### [Task instructions]
In the entries below, identify every line with the string "Transmission" and copy it.

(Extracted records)

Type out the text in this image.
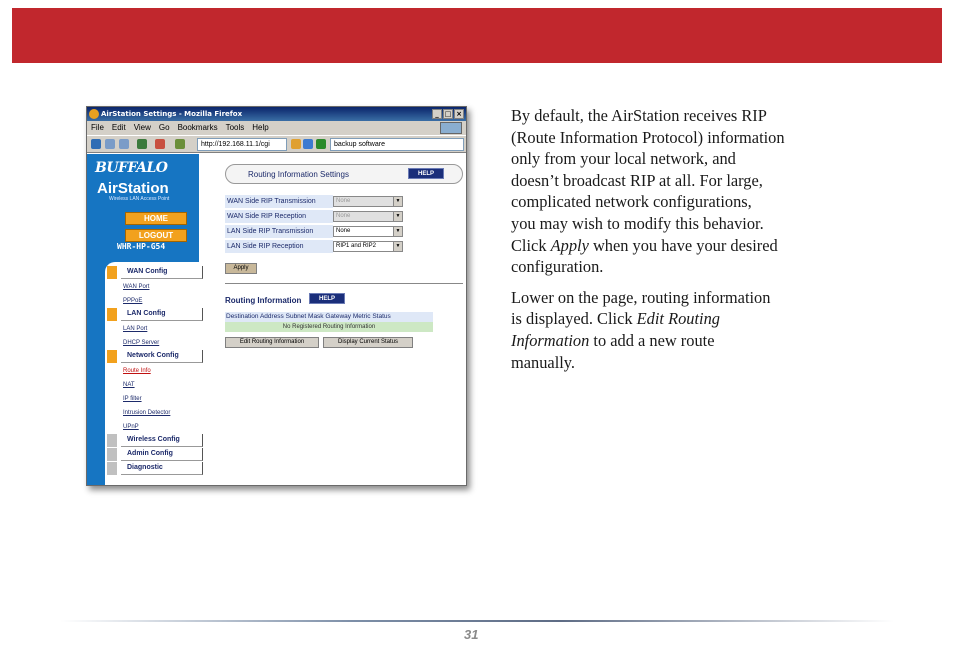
AirStation Settings - Mozilla Firefox	_ □ ×
File Edit View Go Bookmarks Tools Help
http://192.168.11.1/cgi	backup software
BUFFALO
AirStation
Wireless LAN Access Point
HOME
LOGOUT
WHR-HP-G54
WAN Config
WAN Port
PPPoE
LAN Config
LAN Port
DHCP Server
Network Config
Route Info
NAT
IP filter
Intrusion Detector
UPnP
Wireless Config
Admin Config
Diagnostic
Routing Information Settings	HELP
WAN Side RIP Transmission	None	▼
WAN Side RIP Reception	None	▼
LAN Side RIP Transmission	None	▼
LAN Side RIP Reception	RIP1 and RIP2	▼
Apply
Routing Information	HELP
Destination Address Subnet Mask Gateway Metric Status
No Registered Routing Information
Edit Routing Information	Display Current Status

By default, the AirStation receives RIP
(Route Information Protocol) information
only from your local network, and
doesn’t broadcast RIP at all. For large,
complicated network configurations,
you may wish to modify this behavior.
Click Apply when you have your desired
configuration.

Lower on the page, routing information
is displayed. Click Edit Routing
Information to add a new route
manually.

31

### [Result of the task]
WAN Side RIP Transmission	None	▼
LAN Side RIP Transmission	None	▼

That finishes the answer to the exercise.